What the exercise asks: How many lines hold the string "Trust"? Give only the number.

(Dataset entries on figures)

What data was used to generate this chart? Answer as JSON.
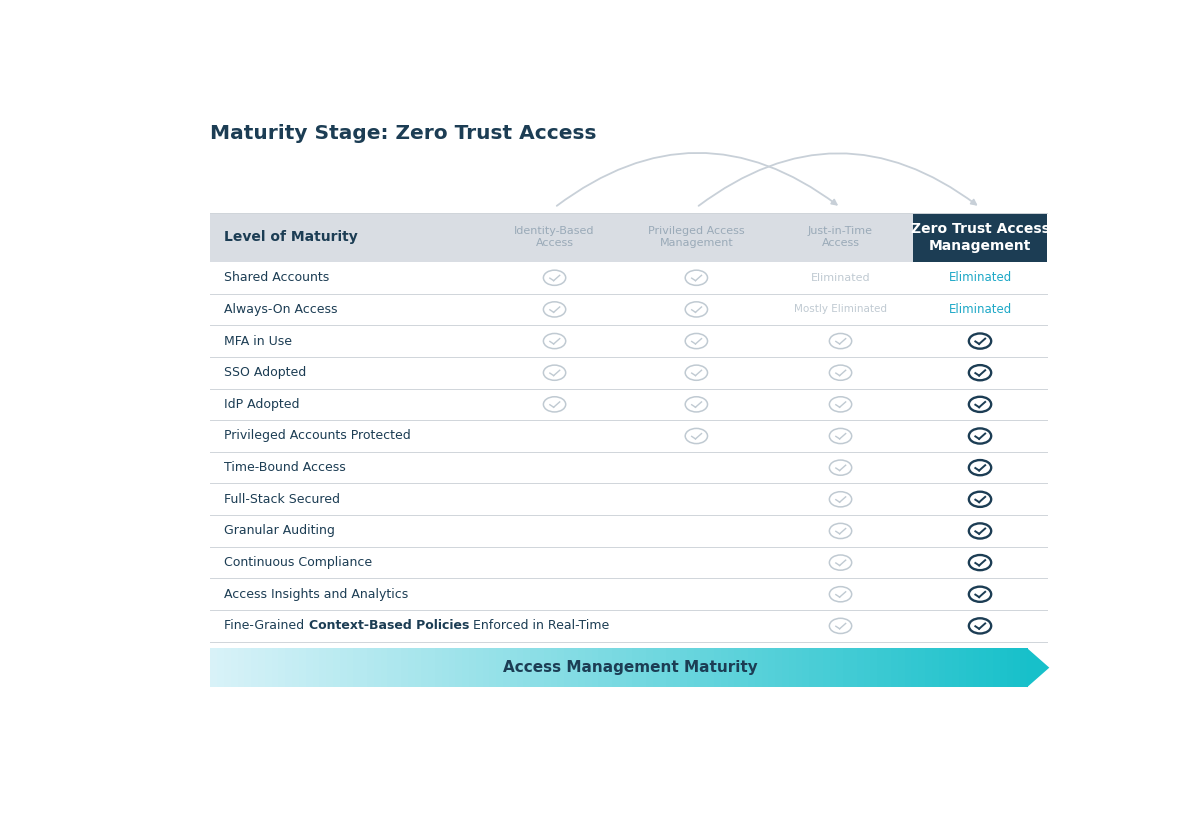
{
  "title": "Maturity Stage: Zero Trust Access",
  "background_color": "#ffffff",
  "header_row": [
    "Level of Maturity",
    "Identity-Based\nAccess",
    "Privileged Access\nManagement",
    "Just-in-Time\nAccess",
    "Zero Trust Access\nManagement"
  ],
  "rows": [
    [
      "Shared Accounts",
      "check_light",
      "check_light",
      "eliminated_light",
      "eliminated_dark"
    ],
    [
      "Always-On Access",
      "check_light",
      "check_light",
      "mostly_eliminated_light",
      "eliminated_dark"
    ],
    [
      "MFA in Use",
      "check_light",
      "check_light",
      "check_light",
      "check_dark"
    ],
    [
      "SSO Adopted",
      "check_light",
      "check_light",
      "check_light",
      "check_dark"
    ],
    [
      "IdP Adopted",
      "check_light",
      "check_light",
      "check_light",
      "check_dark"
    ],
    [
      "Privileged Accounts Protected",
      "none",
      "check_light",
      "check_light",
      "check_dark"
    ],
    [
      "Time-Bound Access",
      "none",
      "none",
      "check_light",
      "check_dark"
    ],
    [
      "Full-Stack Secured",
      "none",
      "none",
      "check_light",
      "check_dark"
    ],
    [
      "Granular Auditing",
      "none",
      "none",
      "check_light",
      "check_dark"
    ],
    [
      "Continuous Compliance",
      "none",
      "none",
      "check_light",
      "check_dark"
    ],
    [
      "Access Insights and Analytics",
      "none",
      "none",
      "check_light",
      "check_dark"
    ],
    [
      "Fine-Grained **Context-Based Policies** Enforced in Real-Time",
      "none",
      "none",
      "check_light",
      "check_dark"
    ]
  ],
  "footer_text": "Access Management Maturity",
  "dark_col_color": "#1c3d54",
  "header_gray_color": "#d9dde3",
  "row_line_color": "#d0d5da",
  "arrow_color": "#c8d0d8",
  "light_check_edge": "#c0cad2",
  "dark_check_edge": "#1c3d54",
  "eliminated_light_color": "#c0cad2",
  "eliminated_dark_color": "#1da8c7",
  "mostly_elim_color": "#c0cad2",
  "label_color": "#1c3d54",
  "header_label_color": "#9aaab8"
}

...

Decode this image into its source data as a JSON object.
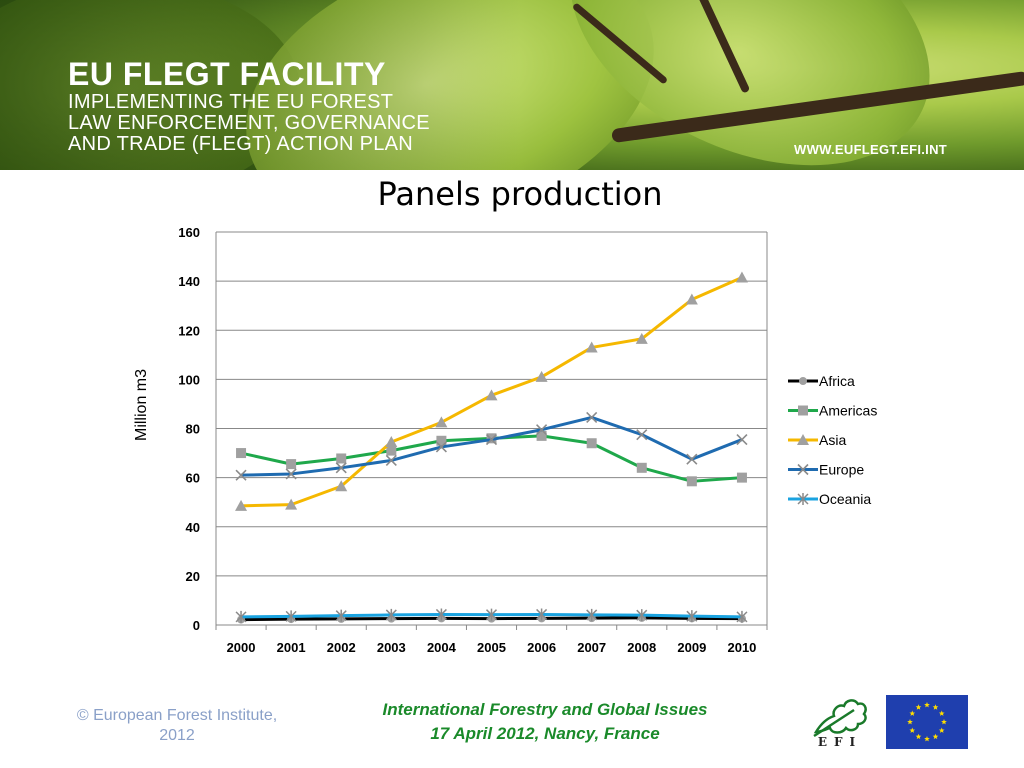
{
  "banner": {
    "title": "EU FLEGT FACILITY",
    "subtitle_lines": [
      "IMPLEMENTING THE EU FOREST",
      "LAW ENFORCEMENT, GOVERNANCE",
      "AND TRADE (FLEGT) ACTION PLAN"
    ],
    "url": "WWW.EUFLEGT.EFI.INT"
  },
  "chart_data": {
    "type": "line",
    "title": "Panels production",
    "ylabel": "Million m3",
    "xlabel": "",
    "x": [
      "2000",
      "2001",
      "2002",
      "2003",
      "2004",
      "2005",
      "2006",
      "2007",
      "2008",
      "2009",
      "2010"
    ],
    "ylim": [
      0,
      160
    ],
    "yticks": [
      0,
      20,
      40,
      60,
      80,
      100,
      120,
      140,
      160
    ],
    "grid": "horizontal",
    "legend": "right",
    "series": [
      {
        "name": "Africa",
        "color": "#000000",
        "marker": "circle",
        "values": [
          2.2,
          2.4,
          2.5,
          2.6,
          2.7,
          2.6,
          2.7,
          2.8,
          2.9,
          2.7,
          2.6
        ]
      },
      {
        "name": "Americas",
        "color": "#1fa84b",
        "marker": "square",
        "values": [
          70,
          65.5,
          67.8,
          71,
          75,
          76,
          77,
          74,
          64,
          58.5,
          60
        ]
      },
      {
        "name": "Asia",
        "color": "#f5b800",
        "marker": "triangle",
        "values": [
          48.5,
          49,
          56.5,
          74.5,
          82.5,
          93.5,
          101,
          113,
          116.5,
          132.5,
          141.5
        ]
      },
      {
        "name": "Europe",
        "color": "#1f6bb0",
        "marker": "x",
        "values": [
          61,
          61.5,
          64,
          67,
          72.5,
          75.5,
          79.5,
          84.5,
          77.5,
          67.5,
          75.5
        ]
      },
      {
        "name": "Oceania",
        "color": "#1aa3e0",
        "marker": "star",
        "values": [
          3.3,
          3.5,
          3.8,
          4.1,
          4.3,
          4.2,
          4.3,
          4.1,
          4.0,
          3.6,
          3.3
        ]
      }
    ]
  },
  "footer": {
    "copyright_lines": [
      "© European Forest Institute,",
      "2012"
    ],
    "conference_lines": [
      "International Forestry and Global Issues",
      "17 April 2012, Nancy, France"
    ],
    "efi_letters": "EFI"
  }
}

...

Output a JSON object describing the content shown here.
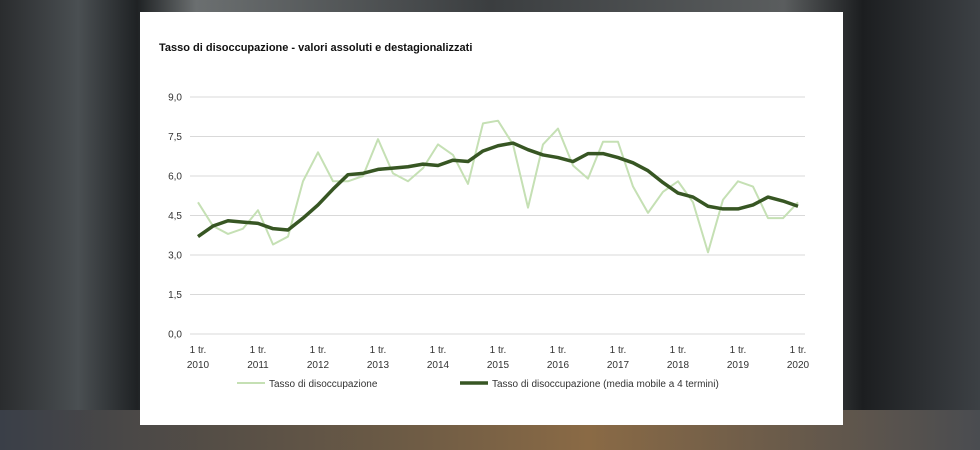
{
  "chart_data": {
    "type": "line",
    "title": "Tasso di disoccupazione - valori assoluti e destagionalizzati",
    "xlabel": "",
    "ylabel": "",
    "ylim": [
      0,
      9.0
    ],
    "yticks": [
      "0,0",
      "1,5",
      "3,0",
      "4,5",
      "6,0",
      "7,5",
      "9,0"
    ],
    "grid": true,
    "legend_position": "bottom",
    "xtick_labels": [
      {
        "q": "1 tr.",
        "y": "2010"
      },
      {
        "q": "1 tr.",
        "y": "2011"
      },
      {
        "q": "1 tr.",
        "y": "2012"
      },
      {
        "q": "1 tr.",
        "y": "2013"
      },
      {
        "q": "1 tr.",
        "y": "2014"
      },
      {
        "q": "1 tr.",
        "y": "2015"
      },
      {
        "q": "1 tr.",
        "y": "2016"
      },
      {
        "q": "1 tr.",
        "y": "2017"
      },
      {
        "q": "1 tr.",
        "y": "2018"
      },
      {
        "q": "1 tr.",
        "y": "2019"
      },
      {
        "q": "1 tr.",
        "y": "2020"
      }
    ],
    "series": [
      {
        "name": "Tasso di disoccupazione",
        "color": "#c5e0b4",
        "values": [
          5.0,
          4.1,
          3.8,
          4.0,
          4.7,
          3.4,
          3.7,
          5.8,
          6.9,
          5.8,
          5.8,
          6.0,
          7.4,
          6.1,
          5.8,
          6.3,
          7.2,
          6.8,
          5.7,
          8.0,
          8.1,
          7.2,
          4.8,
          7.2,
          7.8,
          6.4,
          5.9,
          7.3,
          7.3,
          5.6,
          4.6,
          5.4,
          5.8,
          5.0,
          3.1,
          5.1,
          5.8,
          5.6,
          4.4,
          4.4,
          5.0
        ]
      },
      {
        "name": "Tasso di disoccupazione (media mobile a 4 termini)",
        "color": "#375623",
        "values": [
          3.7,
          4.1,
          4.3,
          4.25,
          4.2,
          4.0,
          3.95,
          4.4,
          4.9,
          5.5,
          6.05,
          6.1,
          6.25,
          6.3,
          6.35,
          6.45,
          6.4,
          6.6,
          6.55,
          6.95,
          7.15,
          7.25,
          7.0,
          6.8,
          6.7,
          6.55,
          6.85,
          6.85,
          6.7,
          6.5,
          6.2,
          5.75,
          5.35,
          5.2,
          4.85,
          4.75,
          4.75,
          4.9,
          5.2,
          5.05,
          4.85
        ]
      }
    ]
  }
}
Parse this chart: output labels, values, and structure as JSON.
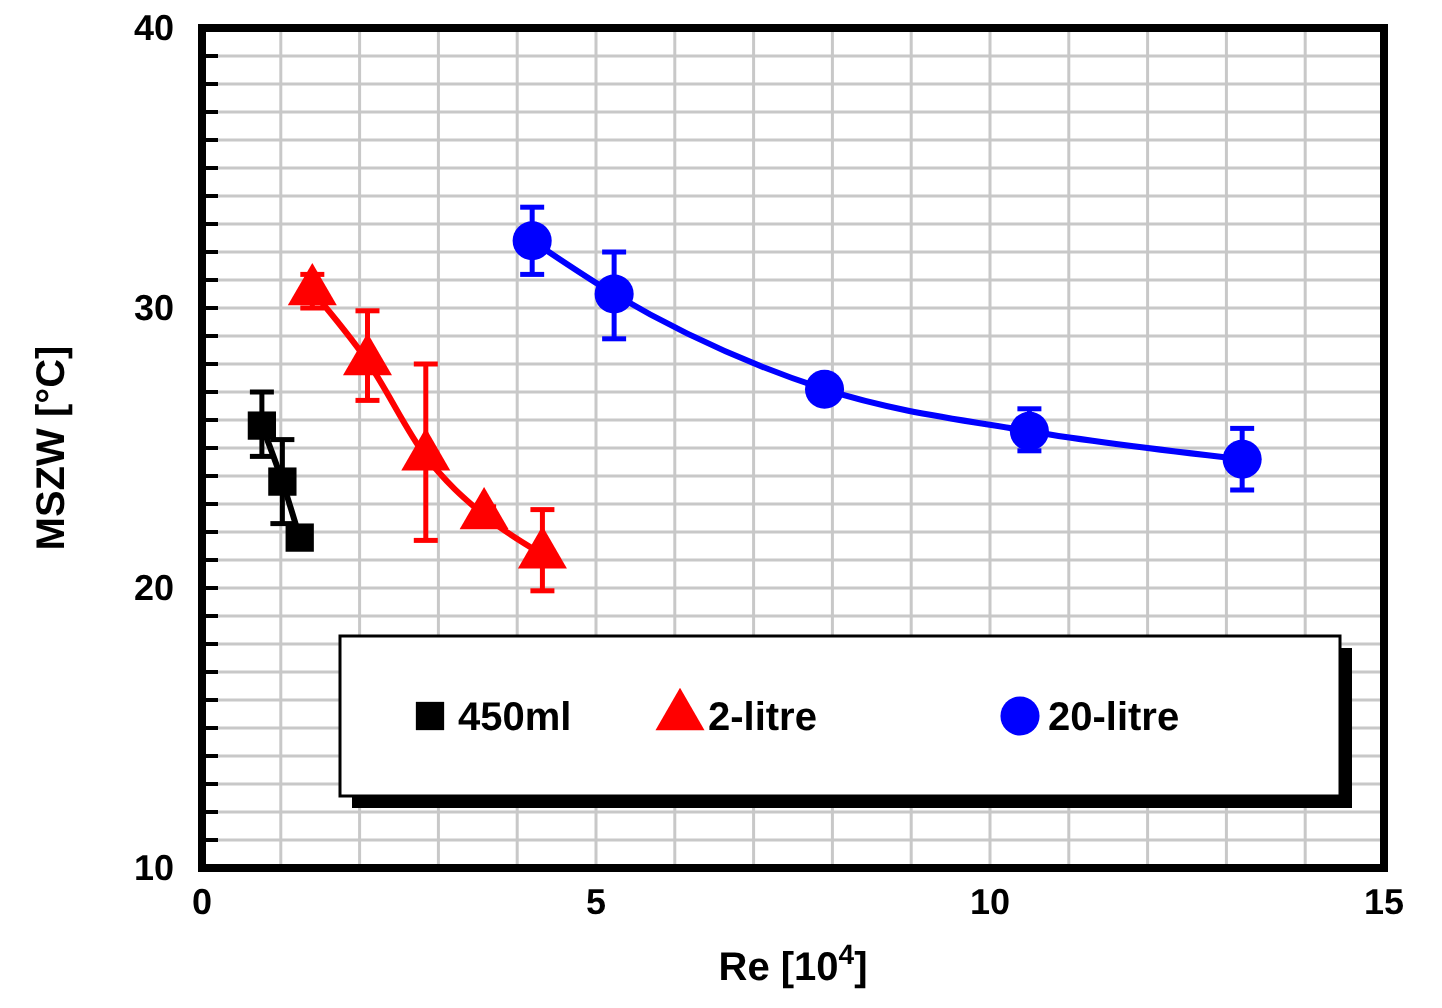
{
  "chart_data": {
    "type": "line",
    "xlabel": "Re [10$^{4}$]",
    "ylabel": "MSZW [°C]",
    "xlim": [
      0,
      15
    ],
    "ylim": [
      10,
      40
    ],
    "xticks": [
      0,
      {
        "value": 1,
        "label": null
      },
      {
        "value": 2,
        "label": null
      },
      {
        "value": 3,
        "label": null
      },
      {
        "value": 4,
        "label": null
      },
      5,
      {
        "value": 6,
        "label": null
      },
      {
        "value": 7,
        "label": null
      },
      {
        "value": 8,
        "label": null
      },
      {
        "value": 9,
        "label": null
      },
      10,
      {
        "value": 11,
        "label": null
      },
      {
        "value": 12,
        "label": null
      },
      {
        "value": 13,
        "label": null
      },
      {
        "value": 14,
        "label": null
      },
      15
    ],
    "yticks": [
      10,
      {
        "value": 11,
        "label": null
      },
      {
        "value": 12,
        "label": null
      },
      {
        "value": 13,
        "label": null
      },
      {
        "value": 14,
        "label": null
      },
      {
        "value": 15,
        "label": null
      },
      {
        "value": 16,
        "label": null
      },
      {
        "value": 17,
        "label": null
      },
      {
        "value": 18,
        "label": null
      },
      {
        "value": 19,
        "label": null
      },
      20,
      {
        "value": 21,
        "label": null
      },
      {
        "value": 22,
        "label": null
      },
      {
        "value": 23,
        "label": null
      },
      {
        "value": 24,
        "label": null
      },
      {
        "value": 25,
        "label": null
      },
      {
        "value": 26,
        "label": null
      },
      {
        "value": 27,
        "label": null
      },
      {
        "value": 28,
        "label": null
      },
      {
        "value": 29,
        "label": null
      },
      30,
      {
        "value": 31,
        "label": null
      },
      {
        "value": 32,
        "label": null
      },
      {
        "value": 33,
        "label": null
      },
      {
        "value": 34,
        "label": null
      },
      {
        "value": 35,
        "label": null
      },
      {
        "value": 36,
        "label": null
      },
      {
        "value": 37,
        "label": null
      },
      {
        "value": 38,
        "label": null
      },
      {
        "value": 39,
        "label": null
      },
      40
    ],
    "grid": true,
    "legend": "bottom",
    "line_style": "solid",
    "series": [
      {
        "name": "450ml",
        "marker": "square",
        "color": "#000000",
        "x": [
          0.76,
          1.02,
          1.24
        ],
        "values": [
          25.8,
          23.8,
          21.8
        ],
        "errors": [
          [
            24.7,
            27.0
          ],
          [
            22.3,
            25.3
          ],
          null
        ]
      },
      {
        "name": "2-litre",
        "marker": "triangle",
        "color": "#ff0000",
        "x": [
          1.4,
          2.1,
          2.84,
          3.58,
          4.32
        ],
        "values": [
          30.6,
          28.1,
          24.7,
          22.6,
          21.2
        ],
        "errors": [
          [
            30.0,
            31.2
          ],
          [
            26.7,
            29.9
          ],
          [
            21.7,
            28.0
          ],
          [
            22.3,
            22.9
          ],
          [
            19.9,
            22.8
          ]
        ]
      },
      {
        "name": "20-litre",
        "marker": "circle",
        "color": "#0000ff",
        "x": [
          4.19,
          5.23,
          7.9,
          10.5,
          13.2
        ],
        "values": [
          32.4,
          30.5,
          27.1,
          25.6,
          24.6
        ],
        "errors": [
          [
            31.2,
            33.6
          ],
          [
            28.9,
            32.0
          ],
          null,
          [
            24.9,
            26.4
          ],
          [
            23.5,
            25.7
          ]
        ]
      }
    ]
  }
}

Output for this task: 2